* [PROBLEM DETAILS]: Return every item below line for line, unchanged, and omit the pictures.

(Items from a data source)

___

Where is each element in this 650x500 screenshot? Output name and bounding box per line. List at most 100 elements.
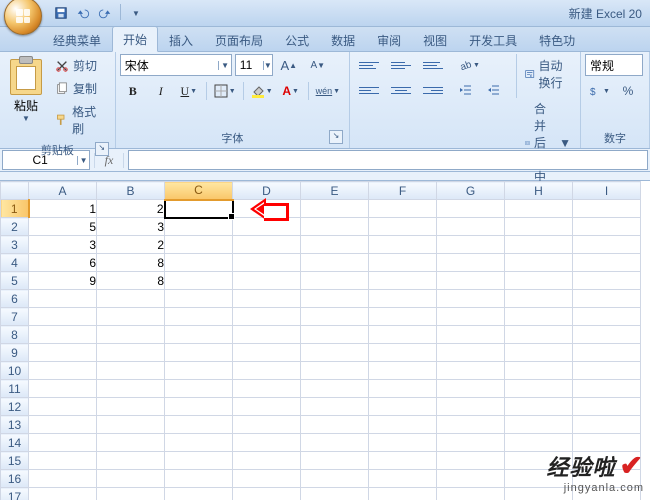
cell[interactable] xyxy=(97,398,165,416)
column-header[interactable]: F xyxy=(369,182,437,200)
cell[interactable] xyxy=(301,452,369,470)
increase-indent-button[interactable] xyxy=(480,79,506,101)
cell[interactable] xyxy=(233,362,301,380)
qat-dropdown-icon[interactable]: ▼ xyxy=(127,4,145,22)
cell[interactable] xyxy=(505,326,573,344)
cell[interactable] xyxy=(505,416,573,434)
cell[interactable] xyxy=(233,344,301,362)
align-left-button[interactable] xyxy=(354,79,384,101)
cell[interactable] xyxy=(505,308,573,326)
cell[interactable] xyxy=(505,290,573,308)
cell[interactable] xyxy=(301,290,369,308)
cell[interactable] xyxy=(437,380,505,398)
column-header[interactable]: D xyxy=(233,182,301,200)
cell[interactable] xyxy=(233,452,301,470)
tab-3[interactable]: 页面布局 xyxy=(204,27,274,52)
row-header[interactable]: 12 xyxy=(1,398,29,416)
save-icon[interactable] xyxy=(52,4,70,22)
cell[interactable] xyxy=(165,398,233,416)
cell[interactable] xyxy=(437,398,505,416)
cell[interactable] xyxy=(29,362,97,380)
font-name-input[interactable] xyxy=(121,58,219,72)
cell[interactable] xyxy=(369,308,437,326)
cell[interactable] xyxy=(301,236,369,254)
cell[interactable] xyxy=(369,416,437,434)
cell[interactable] xyxy=(29,488,97,500)
cell[interactable] xyxy=(573,200,641,218)
cell[interactable] xyxy=(437,488,505,500)
cell[interactable] xyxy=(437,218,505,236)
cell[interactable] xyxy=(29,398,97,416)
cell[interactable] xyxy=(165,434,233,452)
cell[interactable] xyxy=(573,236,641,254)
font-size-input[interactable] xyxy=(236,58,263,72)
cell[interactable] xyxy=(573,254,641,272)
cell[interactable] xyxy=(573,326,641,344)
cell[interactable] xyxy=(97,452,165,470)
cell[interactable] xyxy=(369,470,437,488)
cell[interactable] xyxy=(369,488,437,500)
cell[interactable] xyxy=(301,254,369,272)
cell[interactable] xyxy=(301,488,369,500)
cut-button[interactable]: 剪切 xyxy=(50,55,111,76)
cell[interactable] xyxy=(369,236,437,254)
cell[interactable] xyxy=(233,326,301,344)
tab-6[interactable]: 审阅 xyxy=(366,27,412,52)
cell[interactable] xyxy=(29,452,97,470)
cell[interactable] xyxy=(165,344,233,362)
cell[interactable] xyxy=(165,470,233,488)
tab-0[interactable]: 经典菜单 xyxy=(42,27,112,52)
cell[interactable] xyxy=(301,398,369,416)
cell[interactable] xyxy=(505,236,573,254)
copy-button[interactable]: 复制 xyxy=(50,78,111,99)
redo-icon[interactable] xyxy=(96,4,114,22)
cell[interactable] xyxy=(301,434,369,452)
cell[interactable] xyxy=(437,470,505,488)
format-painter-button[interactable]: 格式刷 xyxy=(50,101,111,139)
cell[interactable] xyxy=(97,380,165,398)
cell[interactable] xyxy=(369,452,437,470)
cell[interactable] xyxy=(369,218,437,236)
percent-button[interactable]: % xyxy=(615,80,641,102)
cell[interactable] xyxy=(301,200,369,218)
row-header[interactable]: 9 xyxy=(1,344,29,362)
row-header[interactable]: 4 xyxy=(1,254,29,272)
cell[interactable] xyxy=(437,254,505,272)
cell[interactable] xyxy=(301,326,369,344)
merge-center-button[interactable]: 合并后居中▼ xyxy=(520,98,576,187)
cell[interactable]: 2 xyxy=(97,236,165,254)
cell[interactable] xyxy=(233,434,301,452)
cell[interactable] xyxy=(301,362,369,380)
cell[interactable] xyxy=(573,290,641,308)
cell[interactable] xyxy=(165,290,233,308)
row-header[interactable]: 1 xyxy=(1,200,29,218)
cell[interactable] xyxy=(301,416,369,434)
cell[interactable] xyxy=(573,272,641,290)
cell[interactable] xyxy=(369,200,437,218)
cell[interactable] xyxy=(369,326,437,344)
cell[interactable]: 2 xyxy=(97,200,165,218)
cell[interactable] xyxy=(233,272,301,290)
align-bottom-button[interactable] xyxy=(418,54,448,76)
font-dialog-icon[interactable]: ↘ xyxy=(329,130,343,144)
cell[interactable] xyxy=(573,344,641,362)
cell[interactable] xyxy=(97,416,165,434)
orientation-button[interactable]: ab▼ xyxy=(452,54,486,76)
row-header[interactable]: 8 xyxy=(1,326,29,344)
cell[interactable] xyxy=(573,416,641,434)
row-header[interactable]: 10 xyxy=(1,362,29,380)
cell[interactable] xyxy=(437,290,505,308)
cell[interactable] xyxy=(301,380,369,398)
cell[interactable] xyxy=(369,272,437,290)
cell[interactable] xyxy=(369,434,437,452)
cell[interactable] xyxy=(165,308,233,326)
cell[interactable] xyxy=(97,362,165,380)
cell[interactable] xyxy=(301,344,369,362)
cell[interactable] xyxy=(29,380,97,398)
row-header[interactable]: 11 xyxy=(1,380,29,398)
italic-button[interactable]: I xyxy=(148,80,174,102)
cell[interactable] xyxy=(165,236,233,254)
cell[interactable] xyxy=(97,290,165,308)
cell[interactable] xyxy=(233,470,301,488)
cell[interactable] xyxy=(233,254,301,272)
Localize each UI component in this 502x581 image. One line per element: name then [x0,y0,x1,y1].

___

* [COMPLETED EXERCISE]:
Where is each element in this 650x500 screenshot? Output name and bounding box per line. List at most 100 elements.
cell[interactable] xyxy=(97,398,165,416)
column-header[interactable]: F xyxy=(369,182,437,200)
cell[interactable] xyxy=(301,452,369,470)
increase-indent-button[interactable] xyxy=(480,79,506,101)
cell[interactable] xyxy=(233,362,301,380)
qat-dropdown-icon[interactable]: ▼ xyxy=(127,4,145,22)
cell[interactable] xyxy=(505,326,573,344)
cell[interactable] xyxy=(505,416,573,434)
cell[interactable] xyxy=(233,344,301,362)
align-left-button[interactable] xyxy=(354,79,384,101)
cell[interactable] xyxy=(505,308,573,326)
cell[interactable] xyxy=(505,290,573,308)
cell[interactable] xyxy=(301,290,369,308)
cell[interactable] xyxy=(437,380,505,398)
column-header[interactable]: D xyxy=(233,182,301,200)
cell[interactable] xyxy=(233,452,301,470)
tab-3[interactable]: 页面布局 xyxy=(204,27,274,52)
row-header[interactable]: 12 xyxy=(1,398,29,416)
save-icon[interactable] xyxy=(52,4,70,22)
cell[interactable] xyxy=(165,398,233,416)
cell[interactable] xyxy=(437,398,505,416)
cell[interactable] xyxy=(29,362,97,380)
font-name-input[interactable] xyxy=(121,58,219,72)
cell[interactable] xyxy=(369,308,437,326)
cell[interactable] xyxy=(301,236,369,254)
cell[interactable] xyxy=(369,416,437,434)
cell[interactable] xyxy=(29,488,97,500)
cell[interactable] xyxy=(573,200,641,218)
cell[interactable] xyxy=(437,488,505,500)
cell[interactable] xyxy=(437,218,505,236)
cell[interactable] xyxy=(29,398,97,416)
cell[interactable] xyxy=(165,434,233,452)
cell[interactable] xyxy=(573,236,641,254)
font-size-input[interactable] xyxy=(236,58,263,72)
cell[interactable] xyxy=(573,254,641,272)
cell[interactable] xyxy=(573,326,641,344)
cell[interactable] xyxy=(97,452,165,470)
cell[interactable] xyxy=(369,470,437,488)
cell[interactable] xyxy=(369,488,437,500)
cell[interactable] xyxy=(301,254,369,272)
cell[interactable] xyxy=(301,488,369,500)
cut-button[interactable]: 剪切 xyxy=(50,55,111,76)
cell[interactable] xyxy=(369,236,437,254)
cell[interactable] xyxy=(233,326,301,344)
tab-6[interactable]: 审阅 xyxy=(366,27,412,52)
cell[interactable] xyxy=(29,452,97,470)
cell[interactable] xyxy=(165,344,233,362)
cell[interactable] xyxy=(165,470,233,488)
tab-0[interactable]: 经典菜单 xyxy=(42,27,112,52)
cell[interactable] xyxy=(301,398,369,416)
cell[interactable] xyxy=(505,236,573,254)
copy-button[interactable]: 复制 xyxy=(50,78,111,99)
redo-icon[interactable] xyxy=(96,4,114,22)
cell[interactable] xyxy=(301,434,369,452)
cell[interactable] xyxy=(437,470,505,488)
format-painter-button[interactable]: 格式刷 xyxy=(50,101,111,139)
cell[interactable] xyxy=(97,380,165,398)
cell[interactable] xyxy=(369,452,437,470)
cell[interactable] xyxy=(369,218,437,236)
percent-button[interactable]: % xyxy=(615,80,641,102)
cell[interactable] xyxy=(301,200,369,218)
row-header[interactable]: 9 xyxy=(1,344,29,362)
row-header[interactable]: 4 xyxy=(1,254,29,272)
cell[interactable] xyxy=(437,254,505,272)
cell[interactable] xyxy=(301,326,369,344)
merge-center-button[interactable]: 合并后居中▼ xyxy=(520,98,576,187)
cell[interactable]: 2 xyxy=(97,236,165,254)
cell[interactable] xyxy=(233,434,301,452)
cell[interactable] xyxy=(301,362,369,380)
cell[interactable] xyxy=(573,290,641,308)
cell[interactable] xyxy=(165,290,233,308)
row-header[interactable]: 1 xyxy=(1,200,29,218)
cell[interactable] xyxy=(301,416,369,434)
cell[interactable] xyxy=(573,272,641,290)
cell[interactable] xyxy=(369,200,437,218)
cell[interactable] xyxy=(369,326,437,344)
cell[interactable]: 2 xyxy=(97,200,165,218)
cell[interactable] xyxy=(233,272,301,290)
align-bottom-button[interactable] xyxy=(418,54,448,76)
font-dialog-icon[interactable]: ↘ xyxy=(329,130,343,144)
cell[interactable] xyxy=(573,344,641,362)
cell[interactable] xyxy=(97,416,165,434)
orientation-button[interactable]: ab▼ xyxy=(452,54,486,76)
row-header[interactable]: 8 xyxy=(1,326,29,344)
cell[interactable] xyxy=(573,416,641,434)
row-header[interactable]: 10 xyxy=(1,362,29,380)
cell[interactable] xyxy=(437,290,505,308)
cell[interactable] xyxy=(301,380,369,398)
cell[interactable] xyxy=(369,272,437,290)
cell[interactable] xyxy=(369,434,437,452)
cell[interactable] xyxy=(165,308,233,326)
cell[interactable] xyxy=(97,362,165,380)
cell[interactable] xyxy=(301,344,369,362)
cell[interactable] xyxy=(29,380,97,398)
row-header[interactable]: 11 xyxy=(1,380,29,398)
italic-button[interactable]: I xyxy=(148,80,174,102)
cell[interactable] xyxy=(165,236,233,254)
cell[interactable] xyxy=(97,290,165,308)
cell[interactable] xyxy=(233,470,301,488)
cell[interactable] xyxy=(233,254,301,272)
Localize each UI component in this 502x581 image. One line per element: name then [x0,y0,x1,y1].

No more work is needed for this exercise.